> _Exercise goal_
Copy every line below character for character, leaving out the picture.
>> START Input data
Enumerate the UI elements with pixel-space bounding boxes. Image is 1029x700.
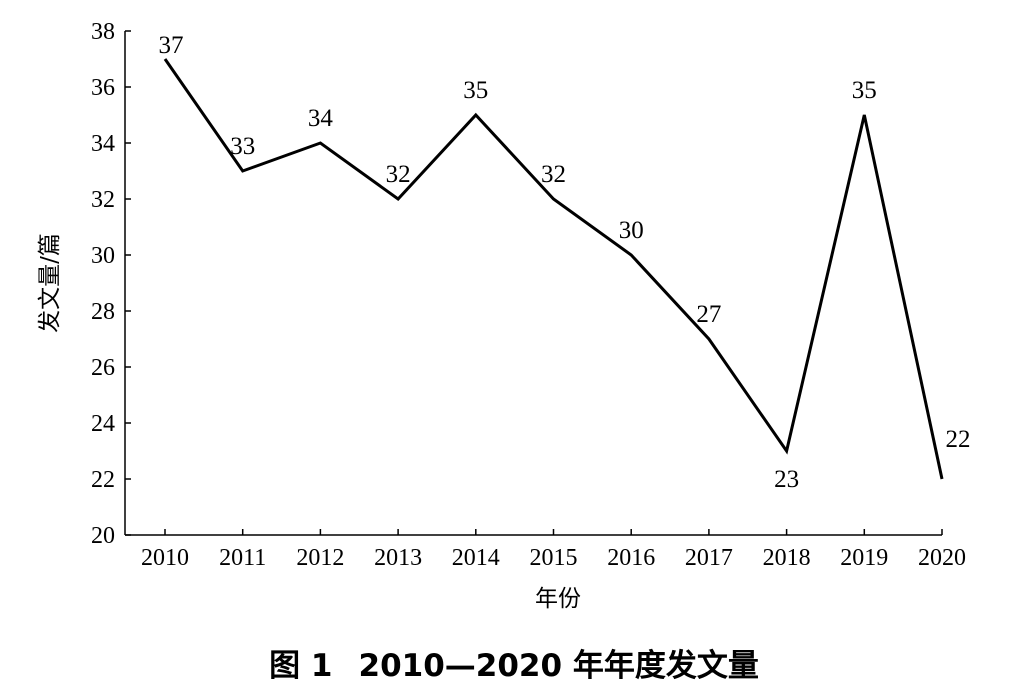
y-tick-label-38: 38 bbox=[91, 19, 115, 45]
data-label-2020: 22 bbox=[946, 426, 971, 453]
y-tick-label-22: 22 bbox=[91, 467, 115, 493]
figure-label: 图 1 bbox=[269, 648, 332, 684]
series-line-group bbox=[163, 58, 944, 480]
chart-axes bbox=[124, 31, 942, 536]
x-axis-ticks: 2010 2011 2012 2013 2014 2015 2016 2017 2018 2019… bbox=[141, 529, 966, 571]
y-axis-title: 发文量/篇 bbox=[37, 233, 63, 333]
data-label-2010: 37 bbox=[159, 32, 184, 59]
data-label-2016: 30 bbox=[619, 217, 644, 244]
data-label-2018: 23 bbox=[774, 466, 799, 493]
y-tick-label-20: 20 bbox=[91, 523, 115, 549]
x-tick-label-2015: 2015 bbox=[530, 545, 578, 571]
y-tick-label-28: 28 bbox=[91, 299, 115, 325]
data-labels: 37 33 34 32 35 32 30 27 23 35 22 bbox=[159, 32, 971, 493]
y-tick-label-30: 30 bbox=[91, 243, 115, 269]
figure-caption-text: 2010—2020 年年度发文量 bbox=[359, 648, 759, 684]
y-tick-label-26: 26 bbox=[91, 355, 115, 381]
figure-caption: 图 1 2010—2020 年年度发文量 bbox=[269, 648, 759, 684]
x-tick-label-2019: 2019 bbox=[840, 545, 888, 571]
data-label-2013: 32 bbox=[386, 161, 411, 188]
x-tick-label-2011: 2011 bbox=[219, 545, 266, 571]
data-label-2017: 27 bbox=[696, 301, 721, 328]
series-line-0 bbox=[163, 58, 944, 480]
y-tick-label-32: 32 bbox=[91, 187, 115, 213]
data-label-2015: 32 bbox=[541, 161, 566, 188]
x-tick-label-2017: 2017 bbox=[685, 545, 733, 571]
x-tick-label-2016: 2016 bbox=[607, 545, 655, 571]
x-tick-label-2018: 2018 bbox=[763, 545, 811, 571]
x-axis-title: 年份 bbox=[535, 586, 581, 612]
data-label-2012: 34 bbox=[308, 105, 334, 132]
data-label-2011: 33 bbox=[230, 133, 255, 160]
x-tick-label-2013: 2013 bbox=[374, 545, 422, 571]
x-tick-label-2010: 2010 bbox=[141, 545, 189, 571]
x-tick-label-2014: 2014 bbox=[452, 545, 500, 571]
x-tick-label-2020: 2020 bbox=[918, 545, 966, 571]
x-tick-label-2012: 2012 bbox=[296, 545, 344, 571]
y-tick-label-36: 36 bbox=[91, 75, 115, 101]
y-tick-label-34: 34 bbox=[91, 131, 115, 157]
data-label-2019: 35 bbox=[852, 77, 877, 104]
y-tick-label-24: 24 bbox=[91, 411, 115, 437]
y-axis-ticks: 20 22 24 26 28 30 32 34 36 38 bbox=[91, 19, 131, 549]
data-label-2014: 35 bbox=[463, 77, 488, 104]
>> END Input data
> _Answer to this task_
Enumerate the UI elements with pixel-space bounding boxes. Image is 1029x700.
y-tick-label-38: 38 bbox=[91, 19, 115, 45]
data-label-2020: 22 bbox=[946, 426, 971, 453]
y-tick-label-22: 22 bbox=[91, 467, 115, 493]
figure-label: 图 1 bbox=[269, 648, 332, 684]
series-line-group bbox=[163, 58, 944, 480]
chart-axes bbox=[124, 31, 942, 536]
x-axis-ticks: 2010 2011 2012 2013 2014 2015 2016 2017 2018 2019… bbox=[141, 529, 966, 571]
y-axis-title: 发文量/篇 bbox=[37, 233, 63, 333]
data-label-2010: 37 bbox=[159, 32, 184, 59]
data-label-2016: 30 bbox=[619, 217, 644, 244]
data-label-2018: 23 bbox=[774, 466, 799, 493]
y-tick-label-20: 20 bbox=[91, 523, 115, 549]
x-tick-label-2015: 2015 bbox=[530, 545, 578, 571]
y-tick-label-28: 28 bbox=[91, 299, 115, 325]
data-labels: 37 33 34 32 35 32 30 27 23 35 22 bbox=[159, 32, 971, 493]
y-tick-label-30: 30 bbox=[91, 243, 115, 269]
figure-caption-text: 2010—2020 年年度发文量 bbox=[359, 648, 759, 684]
y-tick-label-26: 26 bbox=[91, 355, 115, 381]
figure-caption: 图 1 2010—2020 年年度发文量 bbox=[269, 648, 759, 684]
x-tick-label-2019: 2019 bbox=[840, 545, 888, 571]
data-label-2013: 32 bbox=[386, 161, 411, 188]
x-tick-label-2011: 2011 bbox=[219, 545, 266, 571]
data-label-2017: 27 bbox=[696, 301, 721, 328]
series-line-0 bbox=[163, 58, 944, 480]
y-tick-label-32: 32 bbox=[91, 187, 115, 213]
data-label-2015: 32 bbox=[541, 161, 566, 188]
x-tick-label-2017: 2017 bbox=[685, 545, 733, 571]
x-tick-label-2016: 2016 bbox=[607, 545, 655, 571]
x-tick-label-2018: 2018 bbox=[763, 545, 811, 571]
x-axis-title: 年份 bbox=[535, 586, 581, 612]
data-label-2012: 34 bbox=[308, 105, 334, 132]
data-label-2011: 33 bbox=[230, 133, 255, 160]
x-tick-label-2013: 2013 bbox=[374, 545, 422, 571]
x-tick-label-2010: 2010 bbox=[141, 545, 189, 571]
x-tick-label-2014: 2014 bbox=[452, 545, 500, 571]
x-tick-label-2020: 2020 bbox=[918, 545, 966, 571]
x-tick-label-2012: 2012 bbox=[296, 545, 344, 571]
y-tick-label-36: 36 bbox=[91, 75, 115, 101]
y-tick-label-34: 34 bbox=[91, 131, 115, 157]
data-label-2019: 35 bbox=[852, 77, 877, 104]
y-tick-label-24: 24 bbox=[91, 411, 115, 437]
y-axis-ticks: 20 22 24 26 28 30 32 34 36 38 bbox=[91, 19, 131, 549]
data-label-2014: 35 bbox=[463, 77, 488, 104]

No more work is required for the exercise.